-- Written instruction --
Copy out each line featuring the string "that" from the entries beneath.

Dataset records
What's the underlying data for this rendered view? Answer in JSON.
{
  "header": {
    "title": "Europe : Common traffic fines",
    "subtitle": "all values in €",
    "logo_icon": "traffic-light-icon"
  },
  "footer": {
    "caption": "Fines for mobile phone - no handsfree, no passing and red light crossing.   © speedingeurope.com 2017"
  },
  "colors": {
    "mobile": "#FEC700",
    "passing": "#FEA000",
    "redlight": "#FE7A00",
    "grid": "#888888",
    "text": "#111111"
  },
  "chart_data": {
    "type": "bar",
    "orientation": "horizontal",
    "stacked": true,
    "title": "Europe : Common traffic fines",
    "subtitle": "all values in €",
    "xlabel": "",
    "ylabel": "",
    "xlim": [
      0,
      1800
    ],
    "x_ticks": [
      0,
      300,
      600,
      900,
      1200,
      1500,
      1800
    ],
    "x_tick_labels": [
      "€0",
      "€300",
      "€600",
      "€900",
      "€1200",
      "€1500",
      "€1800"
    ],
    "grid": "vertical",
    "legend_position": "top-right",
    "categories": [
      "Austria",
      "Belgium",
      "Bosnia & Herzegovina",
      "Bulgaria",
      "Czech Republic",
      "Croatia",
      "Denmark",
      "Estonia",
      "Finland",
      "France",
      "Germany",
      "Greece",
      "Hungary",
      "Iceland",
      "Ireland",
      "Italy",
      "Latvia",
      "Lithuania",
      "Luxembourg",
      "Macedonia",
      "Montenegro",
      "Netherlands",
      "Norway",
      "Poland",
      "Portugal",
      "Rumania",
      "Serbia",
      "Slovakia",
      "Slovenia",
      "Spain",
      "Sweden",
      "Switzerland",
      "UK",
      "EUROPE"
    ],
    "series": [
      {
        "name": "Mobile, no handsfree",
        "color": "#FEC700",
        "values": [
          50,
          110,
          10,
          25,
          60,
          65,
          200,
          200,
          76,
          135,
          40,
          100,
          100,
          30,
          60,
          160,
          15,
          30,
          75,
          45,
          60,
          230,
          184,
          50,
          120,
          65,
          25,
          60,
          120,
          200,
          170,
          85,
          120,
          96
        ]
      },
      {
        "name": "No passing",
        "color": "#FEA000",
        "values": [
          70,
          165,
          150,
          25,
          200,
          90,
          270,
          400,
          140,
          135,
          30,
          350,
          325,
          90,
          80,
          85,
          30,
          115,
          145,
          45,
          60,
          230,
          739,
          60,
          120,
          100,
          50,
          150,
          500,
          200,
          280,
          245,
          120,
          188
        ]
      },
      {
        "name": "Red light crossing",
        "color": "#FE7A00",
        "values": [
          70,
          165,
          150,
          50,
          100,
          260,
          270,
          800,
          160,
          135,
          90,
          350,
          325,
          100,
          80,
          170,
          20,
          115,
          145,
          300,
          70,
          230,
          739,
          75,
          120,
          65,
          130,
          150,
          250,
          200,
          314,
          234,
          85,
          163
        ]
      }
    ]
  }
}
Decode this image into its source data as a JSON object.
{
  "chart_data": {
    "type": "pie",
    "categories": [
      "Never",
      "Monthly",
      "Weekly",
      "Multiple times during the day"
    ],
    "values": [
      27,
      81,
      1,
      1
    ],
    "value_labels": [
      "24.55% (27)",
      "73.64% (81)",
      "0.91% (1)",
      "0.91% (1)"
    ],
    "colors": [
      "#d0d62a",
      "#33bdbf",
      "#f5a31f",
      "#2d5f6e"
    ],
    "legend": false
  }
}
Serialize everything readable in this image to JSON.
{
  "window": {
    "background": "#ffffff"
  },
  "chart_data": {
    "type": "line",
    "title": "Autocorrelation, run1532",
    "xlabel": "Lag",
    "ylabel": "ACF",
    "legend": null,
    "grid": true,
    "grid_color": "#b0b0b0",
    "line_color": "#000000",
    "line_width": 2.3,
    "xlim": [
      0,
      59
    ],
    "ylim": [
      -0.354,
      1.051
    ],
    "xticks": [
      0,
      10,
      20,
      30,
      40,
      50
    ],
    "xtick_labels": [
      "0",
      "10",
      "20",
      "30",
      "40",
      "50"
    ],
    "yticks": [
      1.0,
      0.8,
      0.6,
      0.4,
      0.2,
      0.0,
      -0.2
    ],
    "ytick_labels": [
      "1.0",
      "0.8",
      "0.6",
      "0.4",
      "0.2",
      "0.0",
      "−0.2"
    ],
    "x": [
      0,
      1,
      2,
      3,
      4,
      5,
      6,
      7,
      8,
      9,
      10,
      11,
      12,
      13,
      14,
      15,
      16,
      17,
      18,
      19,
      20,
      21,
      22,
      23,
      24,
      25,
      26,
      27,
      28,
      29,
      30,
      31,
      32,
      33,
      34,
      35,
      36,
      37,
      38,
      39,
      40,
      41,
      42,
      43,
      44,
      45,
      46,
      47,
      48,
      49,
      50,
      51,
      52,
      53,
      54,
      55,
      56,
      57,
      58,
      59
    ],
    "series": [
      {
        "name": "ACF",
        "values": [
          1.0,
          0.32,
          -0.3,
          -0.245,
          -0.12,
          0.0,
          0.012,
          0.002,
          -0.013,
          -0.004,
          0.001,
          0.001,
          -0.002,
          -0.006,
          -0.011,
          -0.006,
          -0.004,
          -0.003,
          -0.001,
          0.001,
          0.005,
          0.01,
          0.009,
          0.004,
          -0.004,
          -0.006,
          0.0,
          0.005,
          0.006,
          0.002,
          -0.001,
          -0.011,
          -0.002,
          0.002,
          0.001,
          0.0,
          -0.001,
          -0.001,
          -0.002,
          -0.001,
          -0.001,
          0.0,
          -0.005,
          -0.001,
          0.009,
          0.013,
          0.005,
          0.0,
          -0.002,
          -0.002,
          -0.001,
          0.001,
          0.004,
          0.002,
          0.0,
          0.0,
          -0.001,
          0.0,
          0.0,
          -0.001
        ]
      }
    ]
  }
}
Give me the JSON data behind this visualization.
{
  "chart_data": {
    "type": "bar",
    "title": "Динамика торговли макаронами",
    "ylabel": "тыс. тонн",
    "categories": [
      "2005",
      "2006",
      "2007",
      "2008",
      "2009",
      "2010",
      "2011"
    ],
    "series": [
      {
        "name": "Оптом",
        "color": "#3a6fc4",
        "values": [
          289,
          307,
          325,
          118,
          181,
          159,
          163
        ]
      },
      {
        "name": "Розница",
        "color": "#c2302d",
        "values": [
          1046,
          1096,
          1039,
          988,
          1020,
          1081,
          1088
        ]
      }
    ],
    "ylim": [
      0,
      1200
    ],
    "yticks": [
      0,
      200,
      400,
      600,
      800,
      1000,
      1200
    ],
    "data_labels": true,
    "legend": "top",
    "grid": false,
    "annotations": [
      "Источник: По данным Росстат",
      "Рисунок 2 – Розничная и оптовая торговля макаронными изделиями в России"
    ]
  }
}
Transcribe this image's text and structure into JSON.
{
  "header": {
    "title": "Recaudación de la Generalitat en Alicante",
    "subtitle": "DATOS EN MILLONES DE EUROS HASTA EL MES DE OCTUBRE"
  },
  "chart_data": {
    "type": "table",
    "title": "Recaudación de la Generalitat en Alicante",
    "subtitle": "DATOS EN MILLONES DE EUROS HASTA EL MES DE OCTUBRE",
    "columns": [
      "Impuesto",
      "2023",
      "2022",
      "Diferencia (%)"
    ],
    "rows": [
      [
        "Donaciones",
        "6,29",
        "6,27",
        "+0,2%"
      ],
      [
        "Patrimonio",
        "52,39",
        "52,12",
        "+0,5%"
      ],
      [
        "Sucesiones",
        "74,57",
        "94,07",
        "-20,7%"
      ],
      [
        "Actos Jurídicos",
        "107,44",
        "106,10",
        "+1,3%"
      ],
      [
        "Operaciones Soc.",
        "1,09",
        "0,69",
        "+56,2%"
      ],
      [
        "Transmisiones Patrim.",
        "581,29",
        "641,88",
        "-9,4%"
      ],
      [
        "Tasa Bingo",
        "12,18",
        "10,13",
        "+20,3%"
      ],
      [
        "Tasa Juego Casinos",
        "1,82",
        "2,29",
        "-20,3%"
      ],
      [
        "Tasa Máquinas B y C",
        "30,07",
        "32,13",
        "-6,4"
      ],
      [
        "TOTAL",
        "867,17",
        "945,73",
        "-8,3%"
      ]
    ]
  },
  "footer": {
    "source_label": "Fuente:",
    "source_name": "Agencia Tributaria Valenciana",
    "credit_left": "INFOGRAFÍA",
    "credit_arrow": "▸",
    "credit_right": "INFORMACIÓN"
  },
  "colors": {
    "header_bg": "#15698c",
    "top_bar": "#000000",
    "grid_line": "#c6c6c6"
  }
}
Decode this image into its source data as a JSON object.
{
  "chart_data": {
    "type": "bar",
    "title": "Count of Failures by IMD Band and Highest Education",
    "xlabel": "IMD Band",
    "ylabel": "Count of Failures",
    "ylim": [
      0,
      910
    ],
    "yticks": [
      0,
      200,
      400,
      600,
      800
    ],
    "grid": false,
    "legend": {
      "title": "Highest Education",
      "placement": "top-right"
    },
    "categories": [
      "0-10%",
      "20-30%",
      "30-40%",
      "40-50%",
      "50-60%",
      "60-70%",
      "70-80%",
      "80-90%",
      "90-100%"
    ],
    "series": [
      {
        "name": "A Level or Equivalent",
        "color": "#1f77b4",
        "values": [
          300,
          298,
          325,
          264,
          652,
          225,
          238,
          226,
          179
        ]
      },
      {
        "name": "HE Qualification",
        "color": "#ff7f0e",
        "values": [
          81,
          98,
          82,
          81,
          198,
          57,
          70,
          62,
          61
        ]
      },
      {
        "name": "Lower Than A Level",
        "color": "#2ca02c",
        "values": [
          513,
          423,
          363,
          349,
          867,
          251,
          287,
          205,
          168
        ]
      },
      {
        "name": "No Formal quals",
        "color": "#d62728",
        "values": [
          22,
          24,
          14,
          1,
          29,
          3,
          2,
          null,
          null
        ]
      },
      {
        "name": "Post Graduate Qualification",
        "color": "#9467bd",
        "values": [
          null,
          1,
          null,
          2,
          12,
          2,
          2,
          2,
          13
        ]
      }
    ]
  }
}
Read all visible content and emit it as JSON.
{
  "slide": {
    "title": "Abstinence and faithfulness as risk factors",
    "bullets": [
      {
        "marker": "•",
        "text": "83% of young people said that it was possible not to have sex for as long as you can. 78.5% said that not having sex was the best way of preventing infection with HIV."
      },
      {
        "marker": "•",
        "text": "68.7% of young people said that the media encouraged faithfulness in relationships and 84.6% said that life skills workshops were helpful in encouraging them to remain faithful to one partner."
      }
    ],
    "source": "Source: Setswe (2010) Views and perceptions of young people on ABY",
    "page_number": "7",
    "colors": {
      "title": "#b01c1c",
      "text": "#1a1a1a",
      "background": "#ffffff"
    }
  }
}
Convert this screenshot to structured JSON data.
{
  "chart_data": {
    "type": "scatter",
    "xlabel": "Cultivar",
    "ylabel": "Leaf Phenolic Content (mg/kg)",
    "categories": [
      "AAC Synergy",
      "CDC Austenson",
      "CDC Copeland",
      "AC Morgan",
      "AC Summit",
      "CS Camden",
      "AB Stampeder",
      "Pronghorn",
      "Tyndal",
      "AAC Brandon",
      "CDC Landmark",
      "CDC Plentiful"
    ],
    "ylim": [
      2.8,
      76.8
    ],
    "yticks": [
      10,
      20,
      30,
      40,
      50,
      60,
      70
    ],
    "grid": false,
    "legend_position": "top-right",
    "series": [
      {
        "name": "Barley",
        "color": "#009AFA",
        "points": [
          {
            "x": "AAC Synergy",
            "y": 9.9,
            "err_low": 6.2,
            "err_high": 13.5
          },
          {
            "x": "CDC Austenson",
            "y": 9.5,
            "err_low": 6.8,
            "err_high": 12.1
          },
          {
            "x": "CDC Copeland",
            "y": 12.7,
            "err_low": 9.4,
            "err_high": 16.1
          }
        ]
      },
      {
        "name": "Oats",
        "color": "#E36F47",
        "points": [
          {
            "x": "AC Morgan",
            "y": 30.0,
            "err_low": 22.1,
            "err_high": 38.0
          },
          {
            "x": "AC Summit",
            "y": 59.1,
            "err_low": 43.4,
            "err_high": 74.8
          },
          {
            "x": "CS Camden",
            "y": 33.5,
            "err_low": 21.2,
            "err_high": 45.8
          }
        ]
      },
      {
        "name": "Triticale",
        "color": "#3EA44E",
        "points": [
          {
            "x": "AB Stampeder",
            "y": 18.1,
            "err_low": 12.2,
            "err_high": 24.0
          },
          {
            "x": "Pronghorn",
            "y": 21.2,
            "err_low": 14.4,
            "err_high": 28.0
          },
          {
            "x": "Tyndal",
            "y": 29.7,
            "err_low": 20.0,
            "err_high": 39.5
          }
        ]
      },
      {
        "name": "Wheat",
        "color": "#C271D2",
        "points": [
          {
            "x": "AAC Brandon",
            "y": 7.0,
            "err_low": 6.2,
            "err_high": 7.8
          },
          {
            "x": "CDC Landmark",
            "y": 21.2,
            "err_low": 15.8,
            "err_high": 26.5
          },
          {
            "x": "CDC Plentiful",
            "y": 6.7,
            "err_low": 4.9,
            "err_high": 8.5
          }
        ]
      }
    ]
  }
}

-- Output --
        "text": "83% of young people said that it was possible not to have sex for as long as you can. 78.5% said that not having sex was the best way of preventing infection with HIV."
        "text": "68.7% of young people said that the media encouraged faithfulness in relationships and 84.6% said that life skills workshops were helpful in encouraging them to remain faithful to one partner."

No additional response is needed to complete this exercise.